* begin MATERIAL SUPPLIED *

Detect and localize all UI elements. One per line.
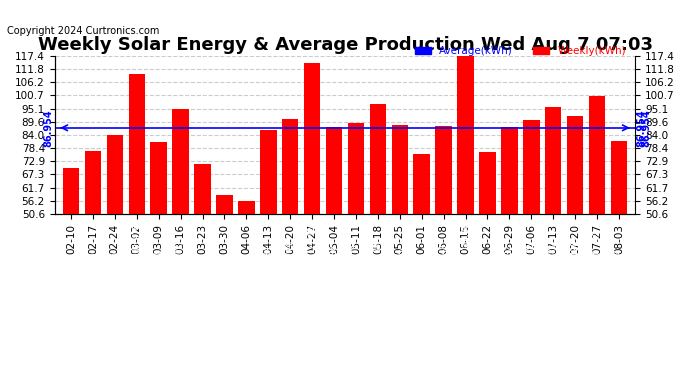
Text: 95.852: 95.852 <box>549 238 558 266</box>
Text: 83.96: 83.96 <box>110 251 119 274</box>
Bar <box>107 135 123 334</box>
Text: 95.052: 95.052 <box>176 238 185 266</box>
Text: 75.824: 75.824 <box>417 252 426 280</box>
Bar <box>260 130 277 334</box>
Text: 88.776: 88.776 <box>351 243 360 271</box>
Text: 86.954: 86.954 <box>641 109 651 147</box>
Text: 77.096: 77.096 <box>88 251 97 279</box>
Bar <box>128 75 145 334</box>
Text: 87.848: 87.848 <box>439 244 448 272</box>
Text: 81.128: 81.128 <box>154 248 164 276</box>
Bar <box>238 201 255 334</box>
Text: 87.256: 87.256 <box>330 244 339 272</box>
Bar <box>501 128 518 334</box>
Bar <box>589 96 605 334</box>
Text: 87.132: 87.132 <box>505 244 514 272</box>
Bar <box>611 141 627 334</box>
Bar <box>150 142 167 334</box>
Bar <box>172 109 189 334</box>
Bar <box>457 56 474 334</box>
Text: 58.61: 58.61 <box>220 269 229 292</box>
Bar <box>413 154 430 334</box>
Bar <box>348 123 364 334</box>
Text: 71.672: 71.672 <box>198 255 207 283</box>
Bar <box>282 119 299 334</box>
Text: 86.954: 86.954 <box>43 109 54 147</box>
Text: 85.884: 85.884 <box>264 245 273 273</box>
Bar <box>435 126 452 334</box>
Bar <box>216 195 233 334</box>
Bar <box>370 104 386 334</box>
Text: 86.954: 86.954 <box>636 109 647 147</box>
Text: 109.476: 109.476 <box>132 224 141 256</box>
Bar <box>545 107 562 334</box>
Text: 90.744: 90.744 <box>286 242 295 269</box>
Text: 56.028: 56.028 <box>242 266 251 294</box>
Text: 100.432: 100.432 <box>593 230 602 262</box>
Text: 114.128: 114.128 <box>308 220 317 253</box>
Text: 90.132: 90.132 <box>526 242 536 270</box>
Bar <box>326 127 342 334</box>
Text: 87.94: 87.94 <box>395 248 404 271</box>
Text: 92.128: 92.128 <box>571 241 580 268</box>
Bar <box>85 151 101 334</box>
Text: 117.368: 117.368 <box>461 218 470 250</box>
Bar <box>480 152 495 334</box>
Title: Weekly Solar Energy & Average Production Wed Aug 7 07:03: Weekly Solar Energy & Average Production… <box>37 36 653 54</box>
Text: 76.812: 76.812 <box>483 252 492 279</box>
Bar <box>63 168 79 334</box>
Text: Copyright 2024 Curtronics.com: Copyright 2024 Curtronics.com <box>7 26 159 36</box>
Bar <box>304 63 320 334</box>
Text: 96.852: 96.852 <box>373 237 382 265</box>
Bar <box>391 126 408 334</box>
Text: 70.116: 70.116 <box>66 256 75 284</box>
Text: 81.264: 81.264 <box>615 248 624 276</box>
Bar <box>523 120 540 334</box>
Legend: Average(kWh), Weekly(kWh): Average(kWh), Weekly(kWh) <box>411 42 630 60</box>
Bar <box>195 164 210 334</box>
Bar <box>567 116 583 334</box>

* end MATERIAL SUPPLIED *

### EXERCISE INSTRUCTIONS
Retype every line of the records above without any change, leaving out the pictures.

### RESULT OF THIS EXERCISE
Detect and localize all UI elements. One per line.
Text: 95.852: 95.852 <box>549 238 558 266</box>
Text: 83.96: 83.96 <box>110 251 119 274</box>
Bar <box>107 135 123 334</box>
Text: 95.052: 95.052 <box>176 238 185 266</box>
Text: 75.824: 75.824 <box>417 252 426 280</box>
Bar <box>260 130 277 334</box>
Text: 88.776: 88.776 <box>351 243 360 271</box>
Text: 86.954: 86.954 <box>641 109 651 147</box>
Text: 77.096: 77.096 <box>88 251 97 279</box>
Bar <box>128 75 145 334</box>
Text: 87.848: 87.848 <box>439 244 448 272</box>
Text: 81.128: 81.128 <box>154 248 164 276</box>
Bar <box>238 201 255 334</box>
Text: 87.256: 87.256 <box>330 244 339 272</box>
Bar <box>501 128 518 334</box>
Bar <box>589 96 605 334</box>
Text: 87.132: 87.132 <box>505 244 514 272</box>
Bar <box>611 141 627 334</box>
Bar <box>150 142 167 334</box>
Bar <box>172 109 189 334</box>
Bar <box>457 56 474 334</box>
Text: 58.61: 58.61 <box>220 269 229 292</box>
Bar <box>413 154 430 334</box>
Bar <box>348 123 364 334</box>
Text: 71.672: 71.672 <box>198 255 207 283</box>
Bar <box>282 119 299 334</box>
Text: 86.954: 86.954 <box>43 109 54 147</box>
Text: 85.884: 85.884 <box>264 245 273 273</box>
Bar <box>435 126 452 334</box>
Bar <box>216 195 233 334</box>
Bar <box>370 104 386 334</box>
Text: 86.954: 86.954 <box>636 109 647 147</box>
Text: 109.476: 109.476 <box>132 224 141 256</box>
Bar <box>545 107 562 334</box>
Text: 90.744: 90.744 <box>286 242 295 269</box>
Text: 56.028: 56.028 <box>242 266 251 294</box>
Text: 100.432: 100.432 <box>593 230 602 262</box>
Text: 114.128: 114.128 <box>308 220 317 253</box>
Text: 90.132: 90.132 <box>526 242 536 270</box>
Bar <box>326 127 342 334</box>
Text: 87.94: 87.94 <box>395 248 404 271</box>
Text: 92.128: 92.128 <box>571 241 580 268</box>
Bar <box>85 151 101 334</box>
Text: 117.368: 117.368 <box>461 218 470 250</box>
Bar <box>480 152 495 334</box>
Title: Weekly Solar Energy & Average Production Wed Aug 7 07:03: Weekly Solar Energy & Average Production… <box>37 36 653 54</box>
Text: 76.812: 76.812 <box>483 252 492 279</box>
Bar <box>63 168 79 334</box>
Text: Copyright 2024 Curtronics.com: Copyright 2024 Curtronics.com <box>7 26 159 36</box>
Bar <box>304 63 320 334</box>
Text: 96.852: 96.852 <box>373 237 382 265</box>
Bar <box>391 126 408 334</box>
Text: 70.116: 70.116 <box>66 256 75 284</box>
Text: 81.264: 81.264 <box>615 248 624 276</box>
Bar <box>523 120 540 334</box>
Legend: Average(kWh), Weekly(kWh): Average(kWh), Weekly(kWh) <box>411 42 630 60</box>
Bar <box>195 164 210 334</box>
Bar <box>567 116 583 334</box>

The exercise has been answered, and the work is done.